**Given exercise**: Omit the images, then output each of the records below exactly.

**Excerpted data**:
┏━━

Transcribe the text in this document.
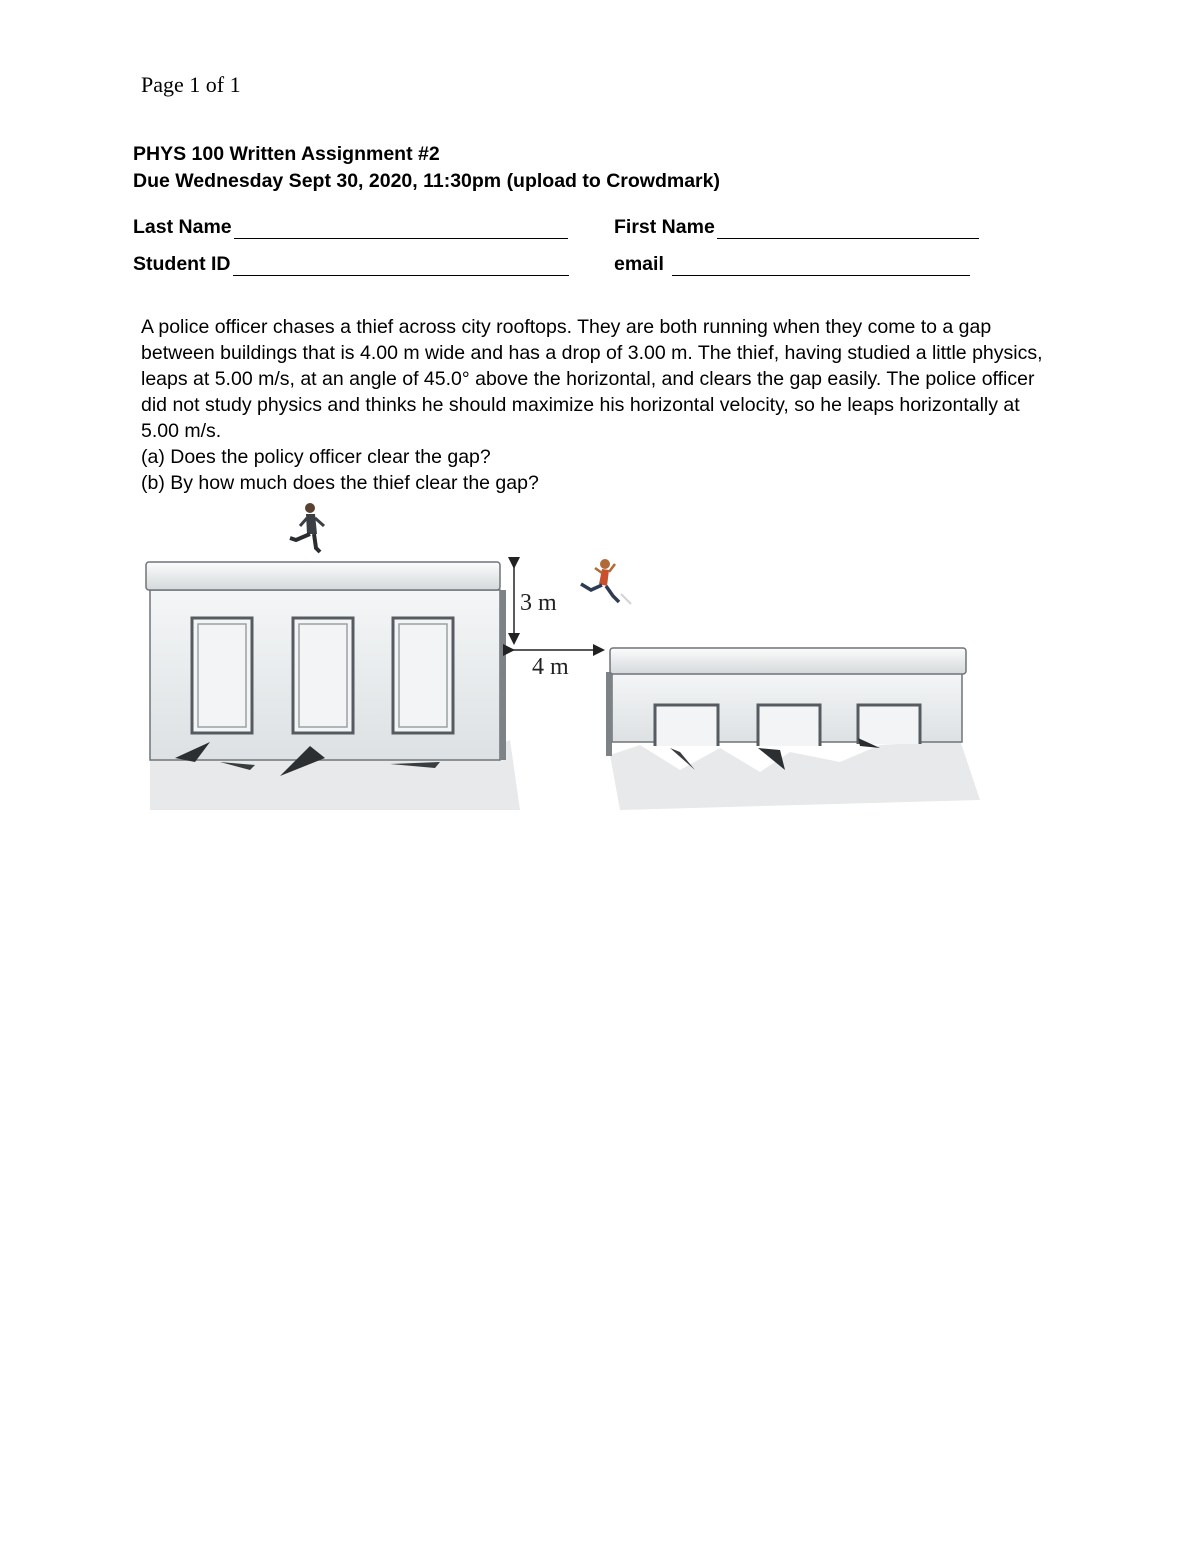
Page 1 of 1
PHYS 100 Written Assignment #2
Due Wednesday Sept 30, 2020, 11:30pm (upload to Crowdmark)
Last Name	First Name
Student ID	email

A police officer chases a thief across city rooftops. They are both running when they come to a gap between buildings that is 4.00 m wide and has a drop of 3.00 m. The thief, having studied a little physics, leaps at 5.00 m/s, at an angle of 45.0° above the horizontal, and clears the gap easily. The police officer did not study physics and thinks he should maximize his horizontal velocity, so he leaps horizontally at 5.00 m/s.

(a) Does the policy officer clear the gap?

(b) By how much does the thief clear the gap?

3 m
4 m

┗━━

**Full answer**:
Transcribe the text in this document.
Page 1 of 1
PHYS 100 Written Assignment #2
Due Wednesday Sept 30, 2020, 11:30pm (upload to Crowdmark)
Last Name	First Name
Student ID	email

A police officer chases a thief across city rooftops. They are both running when they come to a gap between buildings that is 4.00 m wide and has a drop of 3.00 m. The thief, having studied a little physics, leaps at 5.00 m/s, at an angle of 45.0° above the horizontal, and clears the gap easily. The police officer did not study physics and thinks he should maximize his horizontal velocity, so he leaps horizontally at 5.00 m/s.

(a) Does the policy officer clear the gap?

(b) By how much does the thief clear the gap?

3 m
4 m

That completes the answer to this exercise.